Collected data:
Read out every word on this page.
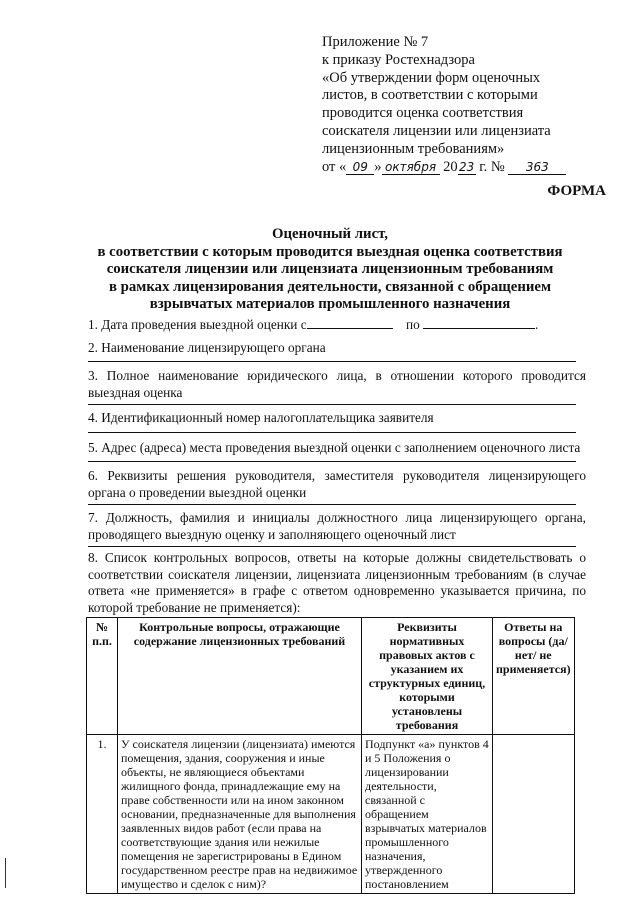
Приложение № 7
к приказу Ростехнадзора
«Об утверждении форм оценочных
листов, в соответствии с которыми
проводится оценка соответствия
соискателя лицензии или лицензиата
лицензионным требованиям»
от « 09 » октября 2023 г. № 363
ФОРМА
Оценочный лист,
в соответствии с которым проводится выездная оценка соответствия
соискателя лицензии или лицензиата лицензионным требованиям
в рамках лицензирования деятельности, связанной с обращением
взрывчатых материалов промышленного назначения
1. Дата проведения выездной оценки с	по	.
2. Наименование лицензирующего органа
3. Полное наименование юридического лица, в отношении которого проводится выездная оценка
4. Идентификационный номер налогоплательщика заявителя
5. Адрес (адреса) места проведения выездной оценки с заполнением оценочного листа
6. Реквизиты решения руководителя, заместителя руководителя лицензирующего органа о проведении выездной оценки
7. Должность, фамилия и инициалы должностного лица лицензирующего органа, проводящего выездную оценку и заполняющего оценочный лист
8. Список контрольных вопросов, ответы на которые должны свидетельствовать о соответствии соискателя лицензии, лицензиата лицензионным требованиям (в случае ответа «не применяется» в графе с ответом одновременно указывается причина, по которой требование не применяется):
№ п.п.	Контрольные вопросы, отражающие содержание лицензионных требований	Реквизиты нормативных правовых актов с указанием их структурных единиц, которыми установлены требования	Ответы на вопросы (да/нет/ не применяется)
1.	У соискателя лицензии (лицензиата) имеются помещения, здания, сооружения и иные объекты, не являющиеся объектами жилищного фонда, принадлежащие ему на праве собственности или на ином законном основании, предназначенные для выполнения заявленных видов работ (если права на соответствующие здания или нежилые помещения не зарегистрированы в Едином государственном реестре прав на недвижимое имущество и сделок с ним)?	Подпункт «а» пунктов 4 и 5 Положения о лицензировании деятельности, связанной с обращением взрывчатых материалов промышленного назначения, утвержденного постановлением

§ **Written exercise**
Each line of the material must be retyped exactly, except that images are omitted.

§ **Response**
Read out every word on this page.
Приложение № 7
к приказу Ростехнадзора
«Об утверждении форм оценочных
листов, в соответствии с которыми
проводится оценка соответствия
соискателя лицензии или лицензиата
лицензионным требованиям»
от « 09 » октября 2023 г. № 363
ФОРМА
Оценочный лист,
в соответствии с которым проводится выездная оценка соответствия
соискателя лицензии или лицензиата лицензионным требованиям
в рамках лицензирования деятельности, связанной с обращением
взрывчатых материалов промышленного назначения
1. Дата проведения выездной оценки с	по	.
2. Наименование лицензирующего органа
3. Полное наименование юридического лица, в отношении которого проводится выездная оценка
4. Идентификационный номер налогоплательщика заявителя
5. Адрес (адреса) места проведения выездной оценки с заполнением оценочного листа
6. Реквизиты решения руководителя, заместителя руководителя лицензирующего органа о проведении выездной оценки
7. Должность, фамилия и инициалы должностного лица лицензирующего органа, проводящего выездную оценку и заполняющего оценочный лист
8. Список контрольных вопросов, ответы на которые должны свидетельствовать о соответствии соискателя лицензии, лицензиата лицензионным требованиям (в случае ответа «не применяется» в графе с ответом одновременно указывается причина, по которой требование не применяется):
№ п.п.	Контрольные вопросы, отражающие содержание лицензионных требований	Реквизиты нормативных правовых актов с указанием их структурных единиц, которыми установлены требования	Ответы на вопросы (да/нет/ не применяется)
1.	У соискателя лицензии (лицензиата) имеются помещения, здания, сооружения и иные объекты, не являющиеся объектами жилищного фонда, принадлежащие ему на праве собственности или на ином законном основании, предназначенные для выполнения заявленных видов работ (если права на соответствующие здания или нежилые помещения не зарегистрированы в Едином государственном реестре прав на недвижимое имущество и сделок с ним)?	Подпункт «а» пунктов 4 и 5 Положения о лицензировании деятельности, связанной с обращением взрывчатых материалов промышленного назначения, утвержденного постановлением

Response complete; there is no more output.